**REQUEST:**
Reproduce all of the data below without alteration; exclude every picture.

**SUPPLIED ENTRIES:**
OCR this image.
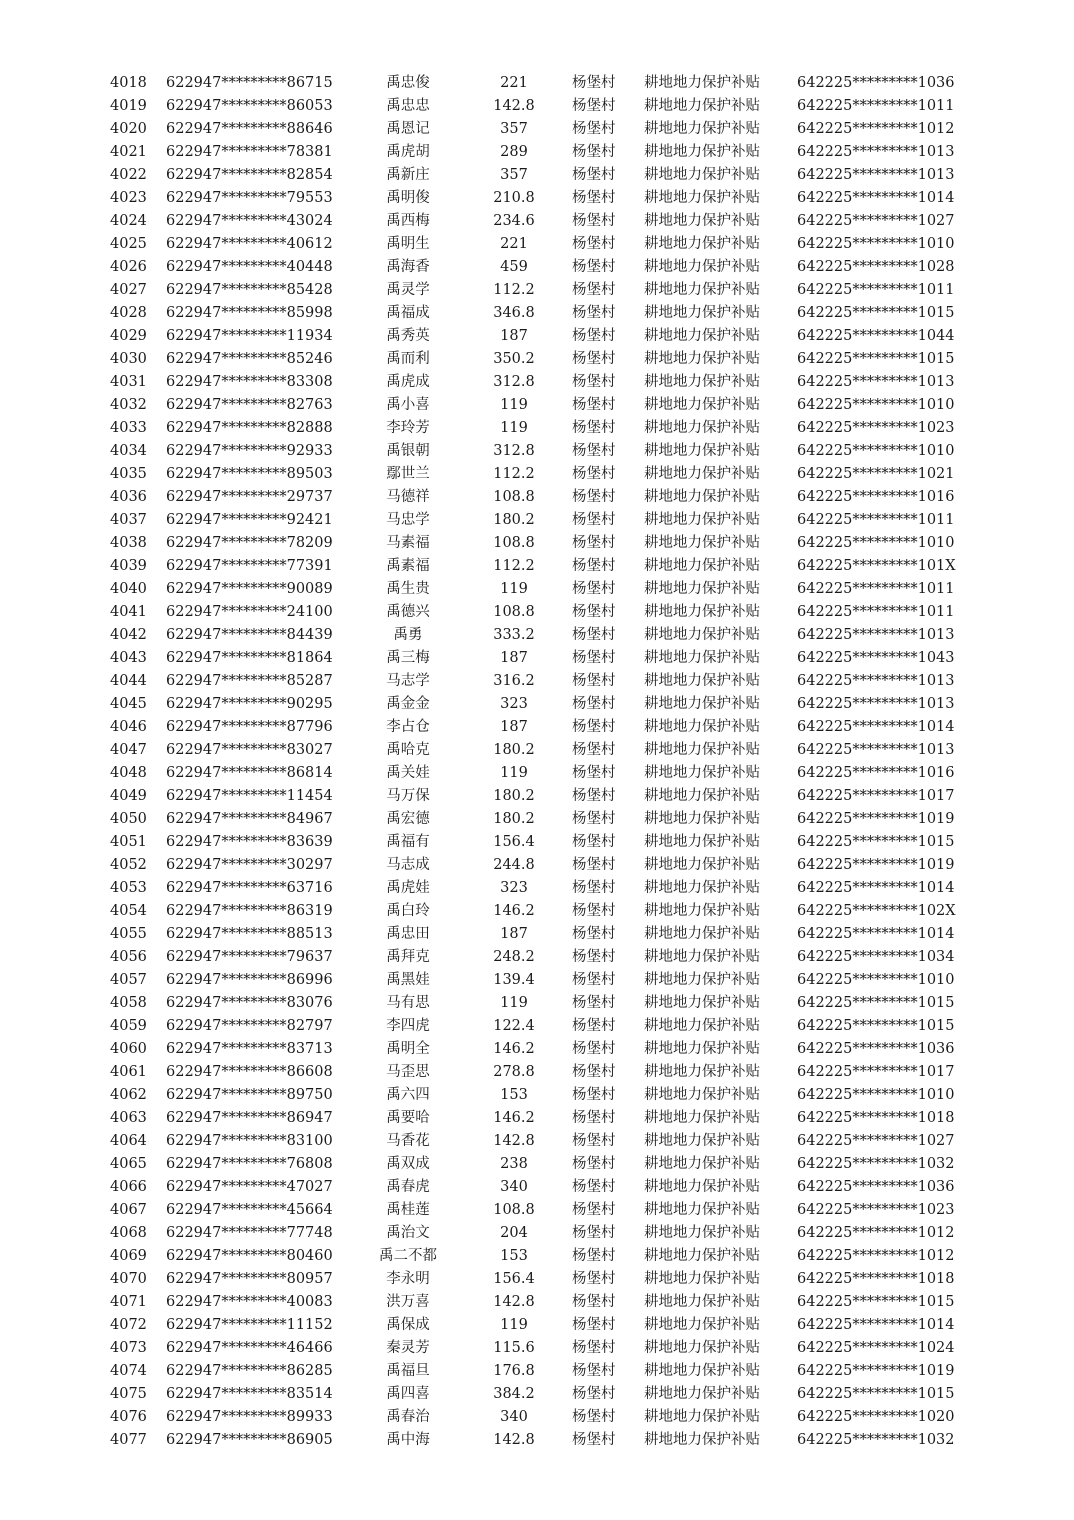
4018 622947*********86715	禹忠俊	221	杨堡村 耕地地力保护补贴	642225*********1036
4019 622947*********86053	禹忠忠	142.8	杨堡村 耕地地力保护补贴	642225*********1011
4020 622947*********88646	禹恩记	357	杨堡村 耕地地力保护补贴	642225*********1012
4021 622947*********78381	禹虎胡	289	杨堡村 耕地地力保护补贴	642225*********1013
4022 622947*********82854	禹新庄	357	杨堡村 耕地地力保护补贴	642225*********1013
4023 622947*********79553	禹明俊	210.8	杨堡村 耕地地力保护补贴	642225*********1014
4024 622947*********43024	禹西梅	234.6	杨堡村 耕地地力保护补贴	642225*********1027
4025 622947*********40612	禹明生	221	杨堡村 耕地地力保护补贴	642225*********1010
4026 622947*********40448	禹海香	459	杨堡村 耕地地力保护补贴	642225*********1028
4027 622947*********85428	禹灵学	112.2	杨堡村 耕地地力保护补贴	642225*********1011
4028 622947*********85998	禹福成	346.8	杨堡村 耕地地力保护补贴	642225*********1015
4029 622947*********11934	禹秀英	187	杨堡村 耕地地力保护补贴	642225*********1044
4030 622947*********85246	禹而利	350.2	杨堡村 耕地地力保护补贴	642225*********1015
4031 622947*********83308	禹虎成	312.8	杨堡村 耕地地力保护补贴	642225*********1013
4032 622947*********82763	禹小喜	119	杨堡村 耕地地力保护补贴	642225*********1010
4033 622947*********82888	李玲芳	119	杨堡村 耕地地力保护补贴	642225*********1023
4034 622947*********92933	禹银朝	312.8	杨堡村 耕地地力保护补贴	642225*********1010
4035 622947*********89503	鄢世兰	112.2	杨堡村 耕地地力保护补贴	642225*********1021
4036 622947*********29737	马德祥	108.8	杨堡村 耕地地力保护补贴	642225*********1016
4037 622947*********92421	马忠学	180.2	杨堡村 耕地地力保护补贴	642225*********1011
4038 622947*********78209	马素福	108.8	杨堡村 耕地地力保护补贴	642225*********1010
4039 622947*********77391	禹素福	112.2	杨堡村 耕地地力保护补贴	642225*********101X
4040 622947*********90089	禹生贵	119	杨堡村 耕地地力保护补贴	642225*********1011
4041 622947*********24100	禹德兴	108.8	杨堡村 耕地地力保护补贴	642225*********1011
4042 622947*********84439	禹勇	333.2	杨堡村 耕地地力保护补贴	642225*********1013
4043 622947*********81864	禹三梅	187	杨堡村 耕地地力保护补贴	642225*********1043
4044 622947*********85287	马志学	316.2	杨堡村 耕地地力保护补贴	642225*********1013
4045 622947*********90295	禹金金	323	杨堡村 耕地地力保护补贴	642225*********1013
4046 622947*********87796	李占仓	187	杨堡村 耕地地力保护补贴	642225*********1014
4047 622947*********83027	禹哈克	180.2	杨堡村 耕地地力保护补贴	642225*********1013
4048 622947*********86814	禹关娃	119	杨堡村 耕地地力保护补贴	642225*********1016
4049 622947*********11454	马万保	180.2	杨堡村 耕地地力保护补贴	642225*********1017
4050 622947*********84967	禹宏德	180.2	杨堡村 耕地地力保护补贴	642225*********1019
4051 622947*********83639	禹福有	156.4	杨堡村 耕地地力保护补贴	642225*********1015
4052 622947*********30297	马志成	244.8	杨堡村 耕地地力保护补贴	642225*********1019
4053 622947*********63716	禹虎娃	323	杨堡村 耕地地力保护补贴	642225*********1014
4054 622947*********86319	禹白玲	146.2	杨堡村 耕地地力保护补贴	642225*********102X
4055 622947*********88513	禹忠田	187	杨堡村 耕地地力保护补贴	642225*********1014
4056 622947*********79637	禹拜克	248.2	杨堡村 耕地地力保护补贴	642225*********1034
4057 622947*********86996	禹黑娃	139.4	杨堡村 耕地地力保护补贴	642225*********1010
4058 622947*********83076	马有思	119	杨堡村 耕地地力保护补贴	642225*********1015
4059 622947*********82797	李四虎	122.4	杨堡村 耕地地力保护补贴	642225*********1015
4060 622947*********83713	禹明全	146.2	杨堡村 耕地地力保护补贴	642225*********1036
4061 622947*********86608	马歪思	278.8	杨堡村 耕地地力保护补贴	642225*********1017
4062 622947*********89750	禹六四	153	杨堡村 耕地地力保护补贴	642225*********1010
4063 622947*********86947	禹要哈	146.2	杨堡村 耕地地力保护补贴	642225*********1018
4064 622947*********83100	马香花	142.8	杨堡村 耕地地力保护补贴	642225*********1027
4065 622947*********76808	禹双成	238	杨堡村 耕地地力保护补贴	642225*********1032
4066 622947*********47027	禹春虎	340	杨堡村 耕地地力保护补贴	642225*********1036
4067 622947*********45664	禹桂莲	108.8	杨堡村 耕地地力保护补贴	642225*********1023
4068 622947*********77748	禹治文	204	杨堡村 耕地地力保护补贴	642225*********1012
4069 622947*********80460	禹二不都	153	杨堡村 耕地地力保护补贴	642225*********1012
4070 622947*********80957	李永明	156.4	杨堡村 耕地地力保护补贴	642225*********1018
4071 622947*********40083	洪万喜	142.8	杨堡村 耕地地力保护补贴	642225*********1015
4072 622947*********11152	禹保成	119	杨堡村 耕地地力保护补贴	642225*********1014
4073 622947*********46466	秦灵芳	115.6	杨堡村 耕地地力保护补贴	642225*********1024
4074 622947*********86285	禹福旦	176.8	杨堡村 耕地地力保护补贴	642225*********1019
4075 622947*********83514	禹四喜	384.2	杨堡村 耕地地力保护补贴	642225*********1015
4076 622947*********89933	禹春治	340	杨堡村 耕地地力保护补贴	642225*********1020
4077 622947*********86905	禹中海	142.8	杨堡村 耕地地力保护补贴	642225*********1032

**PROBLEM SOLUTION:**
OCR this image.
4018 622947*********86715	禹忠俊	221	杨堡村 耕地地力保护补贴	642225*********1036
4019 622947*********86053	禹忠忠	142.8	杨堡村 耕地地力保护补贴	642225*********1011
4020 622947*********88646	禹恩记	357	杨堡村 耕地地力保护补贴	642225*********1012
4021 622947*********78381	禹虎胡	289	杨堡村 耕地地力保护补贴	642225*********1013
4022 622947*********82854	禹新庄	357	杨堡村 耕地地力保护补贴	642225*********1013
4023 622947*********79553	禹明俊	210.8	杨堡村 耕地地力保护补贴	642225*********1014
4024 622947*********43024	禹西梅	234.6	杨堡村 耕地地力保护补贴	642225*********1027
4025 622947*********40612	禹明生	221	杨堡村 耕地地力保护补贴	642225*********1010
4026 622947*********40448	禹海香	459	杨堡村 耕地地力保护补贴	642225*********1028
4027 622947*********85428	禹灵学	112.2	杨堡村 耕地地力保护补贴	642225*********1011
4028 622947*********85998	禹福成	346.8	杨堡村 耕地地力保护补贴	642225*********1015
4029 622947*********11934	禹秀英	187	杨堡村 耕地地力保护补贴	642225*********1044
4030 622947*********85246	禹而利	350.2	杨堡村 耕地地力保护补贴	642225*********1015
4031 622947*********83308	禹虎成	312.8	杨堡村 耕地地力保护补贴	642225*********1013
4032 622947*********82763	禹小喜	119	杨堡村 耕地地力保护补贴	642225*********1010
4033 622947*********82888	李玲芳	119	杨堡村 耕地地力保护补贴	642225*********1023
4034 622947*********92933	禹银朝	312.8	杨堡村 耕地地力保护补贴	642225*********1010
4035 622947*********89503	鄢世兰	112.2	杨堡村 耕地地力保护补贴	642225*********1021
4036 622947*********29737	马德祥	108.8	杨堡村 耕地地力保护补贴	642225*********1016
4037 622947*********92421	马忠学	180.2	杨堡村 耕地地力保护补贴	642225*********1011
4038 622947*********78209	马素福	108.8	杨堡村 耕地地力保护补贴	642225*********1010
4039 622947*********77391	禹素福	112.2	杨堡村 耕地地力保护补贴	642225*********101X
4040 622947*********90089	禹生贵	119	杨堡村 耕地地力保护补贴	642225*********1011
4041 622947*********24100	禹德兴	108.8	杨堡村 耕地地力保护补贴	642225*********1011
4042 622947*********84439	禹勇	333.2	杨堡村 耕地地力保护补贴	642225*********1013
4043 622947*********81864	禹三梅	187	杨堡村 耕地地力保护补贴	642225*********1043
4044 622947*********85287	马志学	316.2	杨堡村 耕地地力保护补贴	642225*********1013
4045 622947*********90295	禹金金	323	杨堡村 耕地地力保护补贴	642225*********1013
4046 622947*********87796	李占仓	187	杨堡村 耕地地力保护补贴	642225*********1014
4047 622947*********83027	禹哈克	180.2	杨堡村 耕地地力保护补贴	642225*********1013
4048 622947*********86814	禹关娃	119	杨堡村 耕地地力保护补贴	642225*********1016
4049 622947*********11454	马万保	180.2	杨堡村 耕地地力保护补贴	642225*********1017
4050 622947*********84967	禹宏德	180.2	杨堡村 耕地地力保护补贴	642225*********1019
4051 622947*********83639	禹福有	156.4	杨堡村 耕地地力保护补贴	642225*********1015
4052 622947*********30297	马志成	244.8	杨堡村 耕地地力保护补贴	642225*********1019
4053 622947*********63716	禹虎娃	323	杨堡村 耕地地力保护补贴	642225*********1014
4054 622947*********86319	禹白玲	146.2	杨堡村 耕地地力保护补贴	642225*********102X
4055 622947*********88513	禹忠田	187	杨堡村 耕地地力保护补贴	642225*********1014
4056 622947*********79637	禹拜克	248.2	杨堡村 耕地地力保护补贴	642225*********1034
4057 622947*********86996	禹黑娃	139.4	杨堡村 耕地地力保护补贴	642225*********1010
4058 622947*********83076	马有思	119	杨堡村 耕地地力保护补贴	642225*********1015
4059 622947*********82797	李四虎	122.4	杨堡村 耕地地力保护补贴	642225*********1015
4060 622947*********83713	禹明全	146.2	杨堡村 耕地地力保护补贴	642225*********1036
4061 622947*********86608	马歪思	278.8	杨堡村 耕地地力保护补贴	642225*********1017
4062 622947*********89750	禹六四	153	杨堡村 耕地地力保护补贴	642225*********1010
4063 622947*********86947	禹要哈	146.2	杨堡村 耕地地力保护补贴	642225*********1018
4064 622947*********83100	马香花	142.8	杨堡村 耕地地力保护补贴	642225*********1027
4065 622947*********76808	禹双成	238	杨堡村 耕地地力保护补贴	642225*********1032
4066 622947*********47027	禹春虎	340	杨堡村 耕地地力保护补贴	642225*********1036
4067 622947*********45664	禹桂莲	108.8	杨堡村 耕地地力保护补贴	642225*********1023
4068 622947*********77748	禹治文	204	杨堡村 耕地地力保护补贴	642225*********1012
4069 622947*********80460	禹二不都	153	杨堡村 耕地地力保护补贴	642225*********1012
4070 622947*********80957	李永明	156.4	杨堡村 耕地地力保护补贴	642225*********1018
4071 622947*********40083	洪万喜	142.8	杨堡村 耕地地力保护补贴	642225*********1015
4072 622947*********11152	禹保成	119	杨堡村 耕地地力保护补贴	642225*********1014
4073 622947*********46466	秦灵芳	115.6	杨堡村 耕地地力保护补贴	642225*********1024
4074 622947*********86285	禹福旦	176.8	杨堡村 耕地地力保护补贴	642225*********1019
4075 622947*********83514	禹四喜	384.2	杨堡村 耕地地力保护补贴	642225*********1015
4076 622947*********89933	禹春治	340	杨堡村 耕地地力保护补贴	642225*********1020
4077 622947*********86905	禹中海	142.8	杨堡村 耕地地力保护补贴	642225*********1032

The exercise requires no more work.